_REQUEST_
Only the pictures are to be left out; set down the rest of the records exactly.

_RECORDS FOR THIS EXERCISE_
=======

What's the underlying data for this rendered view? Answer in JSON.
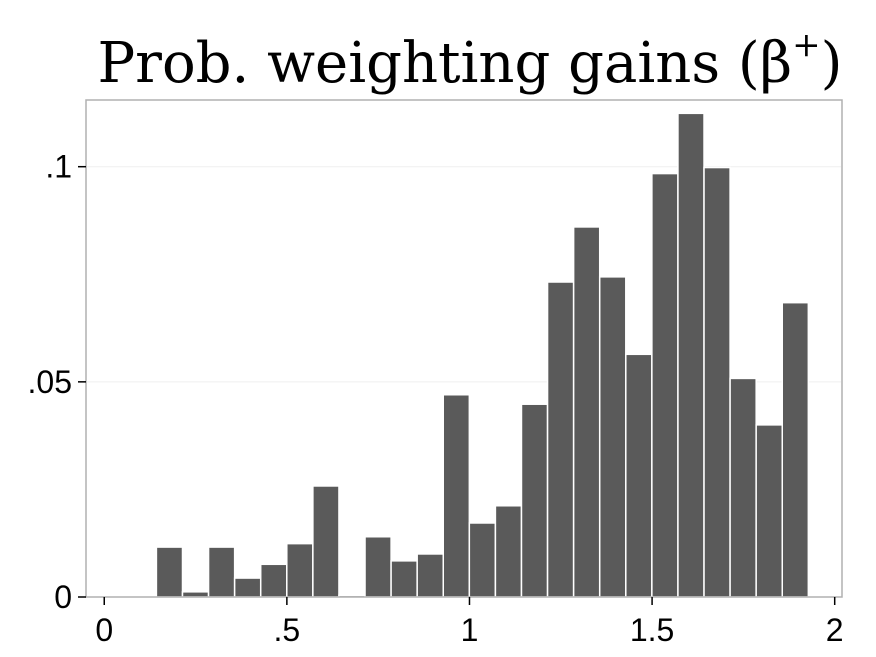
{
  "chart_data": {
    "type": "bar",
    "title": "Prob. weighting gains (β",
    "title_superscript": "+",
    "title_close": ")",
    "xlabel": "",
    "ylabel": "",
    "xlim": [
      -0.05,
      2.02
    ],
    "ylim": [
      0,
      0.1155
    ],
    "bin_width": 0.0714,
    "bin_start": 0,
    "values": [
      0,
      0,
      0.0116,
      0.0012,
      0.0116,
      0.0044,
      0.0076,
      0.0124,
      0.0258,
      0.0004,
      0.014,
      0.0084,
      0.01,
      0.047,
      0.0172,
      0.0212,
      0.0448,
      0.0732,
      0.086,
      0.0744,
      0.0564,
      0.0984,
      0.1124,
      0.0998,
      0.0508,
      0.04,
      0.0684
    ],
    "x_ticks": [
      0,
      0.5,
      1,
      1.5,
      2
    ],
    "x_tick_labels": [
      "0",
      ".5",
      "1",
      "1.5",
      "2"
    ],
    "y_ticks": [
      0,
      0.05,
      0.1
    ],
    "y_tick_labels": [
      "0",
      ".05",
      ".1"
    ],
    "grid": true,
    "legend": "none",
    "bar_color": "#5a5a5a"
  }
}
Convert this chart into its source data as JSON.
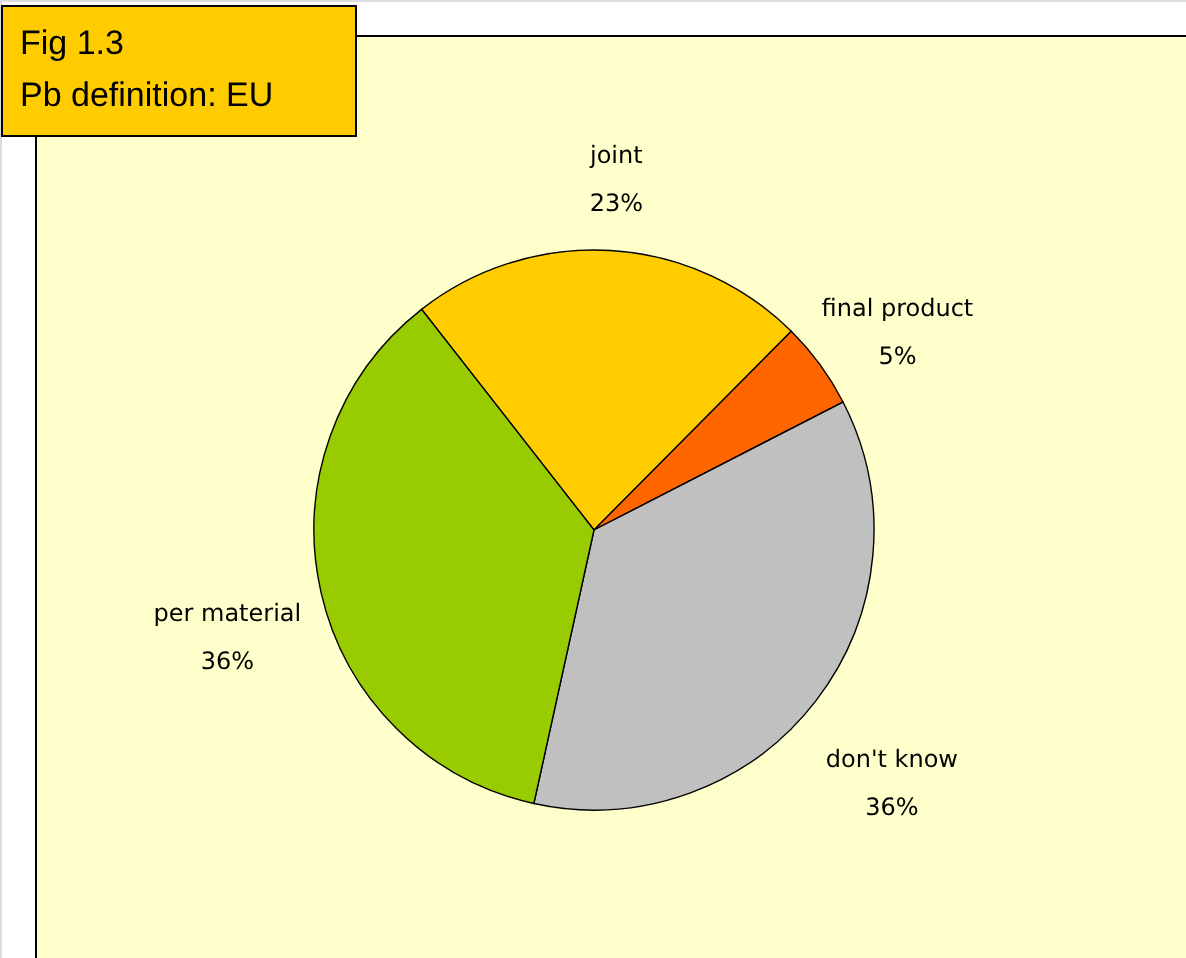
{
  "chart_data": {
    "type": "pie",
    "title": "Fig 1.3",
    "subtitle": "Pb definition: EU",
    "categories": [
      "joint",
      "final product",
      "don't know",
      "per material"
    ],
    "values": [
      23,
      5,
      36,
      36
    ],
    "value_labels": [
      "23%",
      "5%",
      "36%",
      "36%"
    ],
    "colors": [
      "#ffcc00",
      "#ff6600",
      "#c0c0c0",
      "#99cc00"
    ]
  }
}
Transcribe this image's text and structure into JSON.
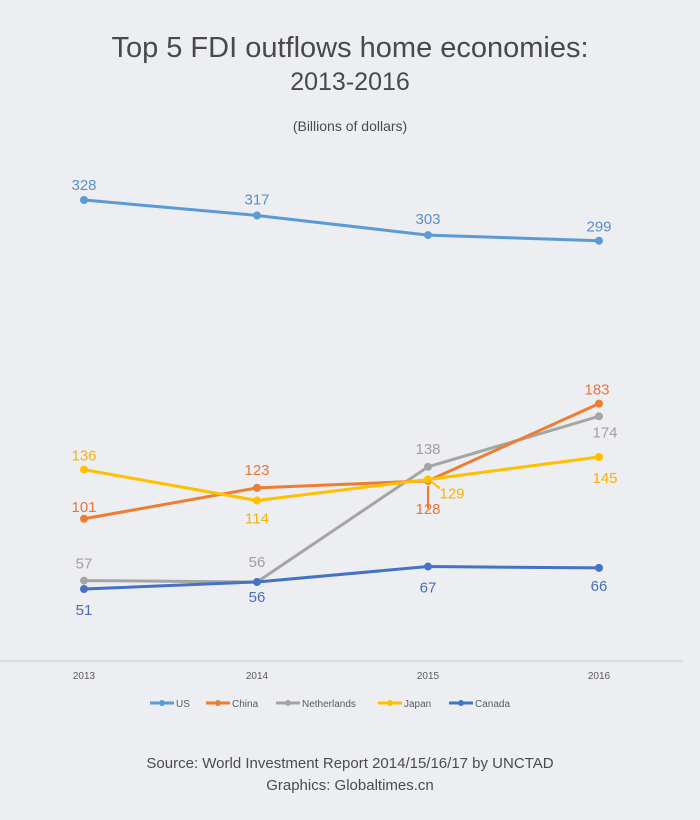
{
  "chart_data": {
    "type": "line",
    "title": "Top 5 FDI outflows home economies:",
    "title_line2": "2013-2016",
    "subtitle": "(Billions of dollars)",
    "xlabel": "",
    "ylabel": "",
    "categories": [
      "2013",
      "2014",
      "2015",
      "2016"
    ],
    "ylim": [
      51,
      328
    ],
    "grid": false,
    "legend_position": "bottom",
    "series": [
      {
        "name": "US",
        "color": "#5b9bd5",
        "values": [
          328,
          317,
          303,
          299
        ]
      },
      {
        "name": "China",
        "color": "#ed7d31",
        "values": [
          101,
          123,
          128,
          183
        ]
      },
      {
        "name": "Netherlands",
        "color": "#a5a5a5",
        "values": [
          57,
          56,
          138,
          174
        ]
      },
      {
        "name": "Japan",
        "color": "#ffc000",
        "values": [
          136,
          114,
          129,
          145
        ]
      },
      {
        "name": "Canada",
        "color": "#4472c4",
        "values": [
          51,
          56,
          67,
          66
        ]
      }
    ],
    "label_colors": {
      "US": "#5b8fc9",
      "China": "#e8763a",
      "Netherlands": "#a39e9a",
      "Japan": "#f5b20a",
      "Canada": "#4a6db5"
    }
  },
  "footer": {
    "source": "Source: World Investment Report 2014/15/16/17 by UNCTAD",
    "graphics": "Graphics: Globaltimes.cn"
  }
}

=======

_ANSWER_
What's the underlying data for this rendered view? Answer in JSON.
{
  "chart_data": {
    "type": "bar",
    "title": "Prob. weighting gains (β",
    "title_superscript": "+",
    "title_close": ")",
    "xlabel": "",
    "ylabel": "",
    "xlim": [
      -0.05,
      2.02
    ],
    "ylim": [
      0,
      0.1155
    ],
    "bin_width": 0.0714,
    "bin_start": 0,
    "values": [
      0,
      0,
      0.0116,
      0.0012,
      0.0116,
      0.0044,
      0.0076,
      0.0124,
      0.0258,
      0.0004,
      0.014,
      0.0084,
      0.01,
      0.047,
      0.0172,
      0.0212,
      0.0448,
      0.0732,
      0.086,
      0.0744,
      0.0564,
      0.0984,
      0.1124,
      0.0998,
      0.0508,
      0.04,
      0.0684
    ],
    "x_ticks": [
      0,
      0.5,
      1,
      1.5,
      2
    ],
    "x_tick_labels": [
      "0",
      ".5",
      "1",
      "1.5",
      "2"
    ],
    "y_ticks": [
      0,
      0.05,
      0.1
    ],
    "y_tick_labels": [
      "0",
      ".05",
      ".1"
    ],
    "grid": true,
    "legend": "none",
    "bar_color": "#5a5a5a"
  }
}
Convert this chart into its source data as JSON.
{
  "chart_data": {
    "type": "pie",
    "title": "Fig 1.3",
    "subtitle": "Pb definition: EU",
    "categories": [
      "joint",
      "final product",
      "don't know",
      "per material"
    ],
    "values": [
      23,
      5,
      36,
      36
    ],
    "value_labels": [
      "23%",
      "5%",
      "36%",
      "36%"
    ],
    "colors": [
      "#ffcc00",
      "#ff6600",
      "#c0c0c0",
      "#99cc00"
    ]
  }
}
Transcribe this image's text and structure into JSON.
{
  "chart_data": {
    "type": "line",
    "title": "Top 5 FDI outflows home economies:",
    "title_line2": "2013-2016",
    "subtitle": "(Billions of dollars)",
    "xlabel": "",
    "ylabel": "",
    "categories": [
      "2013",
      "2014",
      "2015",
      "2016"
    ],
    "ylim": [
      51,
      328
    ],
    "grid": false,
    "legend_position": "bottom",
    "series": [
      {
        "name": "US",
        "color": "#5b9bd5",
        "values": [
          328,
          317,
          303,
          299
        ]
      },
      {
        "name": "China",
        "color": "#ed7d31",
        "values": [
          101,
          123,
          128,
          183
        ]
      },
      {
        "name": "Netherlands",
        "color": "#a5a5a5",
        "values": [
          57,
          56,
          138,
          174
        ]
      },
      {
        "name": "Japan",
        "color": "#ffc000",
        "values": [
          136,
          114,
          129,
          145
        ]
      },
      {
        "name": "Canada",
        "color": "#4472c4",
        "values": [
          51,
          56,
          67,
          66
        ]
      }
    ],
    "label_colors": {
      "US": "#5b8fc9",
      "China": "#e8763a",
      "Netherlands": "#a39e9a",
      "Japan": "#f5b20a",
      "Canada": "#4a6db5"
    }
  },
  "footer": {
    "source": "Source: World Investment Report 2014/15/16/17 by UNCTAD",
    "graphics": "Graphics: Globaltimes.cn"
  }
}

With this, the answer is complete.